*YOUR INSTRUCTIONS*: Find all lines in the records that include the word "before", and copy them out.

*Dataset entries*:
·····

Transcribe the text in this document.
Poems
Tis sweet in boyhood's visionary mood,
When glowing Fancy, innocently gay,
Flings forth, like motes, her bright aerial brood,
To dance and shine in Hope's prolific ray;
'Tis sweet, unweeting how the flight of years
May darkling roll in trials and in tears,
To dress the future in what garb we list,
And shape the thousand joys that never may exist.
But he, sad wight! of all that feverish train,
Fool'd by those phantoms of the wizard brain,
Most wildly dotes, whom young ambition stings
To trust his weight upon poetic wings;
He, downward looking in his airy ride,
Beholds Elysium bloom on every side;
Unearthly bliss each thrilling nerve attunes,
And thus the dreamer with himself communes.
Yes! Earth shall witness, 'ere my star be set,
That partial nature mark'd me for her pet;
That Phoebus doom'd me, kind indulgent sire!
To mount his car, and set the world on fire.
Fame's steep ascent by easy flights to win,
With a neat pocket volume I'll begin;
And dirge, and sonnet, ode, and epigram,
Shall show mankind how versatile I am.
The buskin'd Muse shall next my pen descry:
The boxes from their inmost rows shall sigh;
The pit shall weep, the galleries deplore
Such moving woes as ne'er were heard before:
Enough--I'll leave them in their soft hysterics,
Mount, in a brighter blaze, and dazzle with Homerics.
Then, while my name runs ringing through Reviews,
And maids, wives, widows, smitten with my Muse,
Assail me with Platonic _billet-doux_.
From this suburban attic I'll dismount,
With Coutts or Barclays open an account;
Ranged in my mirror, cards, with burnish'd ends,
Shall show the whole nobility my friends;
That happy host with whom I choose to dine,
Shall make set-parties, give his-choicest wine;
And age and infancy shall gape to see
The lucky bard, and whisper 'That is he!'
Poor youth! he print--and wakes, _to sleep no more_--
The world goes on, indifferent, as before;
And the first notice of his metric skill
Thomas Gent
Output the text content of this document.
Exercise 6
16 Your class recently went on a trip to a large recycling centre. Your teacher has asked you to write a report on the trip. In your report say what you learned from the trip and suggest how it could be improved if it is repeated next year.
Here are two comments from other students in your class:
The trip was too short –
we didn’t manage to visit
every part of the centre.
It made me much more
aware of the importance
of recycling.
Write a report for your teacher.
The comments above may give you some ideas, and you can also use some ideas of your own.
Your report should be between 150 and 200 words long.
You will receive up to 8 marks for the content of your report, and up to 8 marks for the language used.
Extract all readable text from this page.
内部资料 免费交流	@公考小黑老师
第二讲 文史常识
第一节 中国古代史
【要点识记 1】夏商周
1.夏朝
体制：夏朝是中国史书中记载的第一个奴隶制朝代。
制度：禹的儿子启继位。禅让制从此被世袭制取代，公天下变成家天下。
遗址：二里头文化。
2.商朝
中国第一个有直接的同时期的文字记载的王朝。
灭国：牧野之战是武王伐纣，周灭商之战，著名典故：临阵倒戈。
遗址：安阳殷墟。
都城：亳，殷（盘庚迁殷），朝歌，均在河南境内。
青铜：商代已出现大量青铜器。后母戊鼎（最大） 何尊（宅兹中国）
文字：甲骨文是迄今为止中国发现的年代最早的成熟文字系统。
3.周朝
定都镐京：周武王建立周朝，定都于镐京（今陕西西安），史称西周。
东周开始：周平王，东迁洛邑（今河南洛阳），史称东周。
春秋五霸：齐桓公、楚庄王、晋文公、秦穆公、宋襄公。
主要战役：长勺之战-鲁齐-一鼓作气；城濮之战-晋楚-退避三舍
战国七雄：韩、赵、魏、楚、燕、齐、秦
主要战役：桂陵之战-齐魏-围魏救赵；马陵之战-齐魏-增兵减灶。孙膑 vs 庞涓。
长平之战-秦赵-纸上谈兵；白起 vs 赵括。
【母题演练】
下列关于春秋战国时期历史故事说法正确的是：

·····

*WRITTEN RESPONSE*:
Such moving woes as ne'er were heard before:
The world goes on, indifferent, as before;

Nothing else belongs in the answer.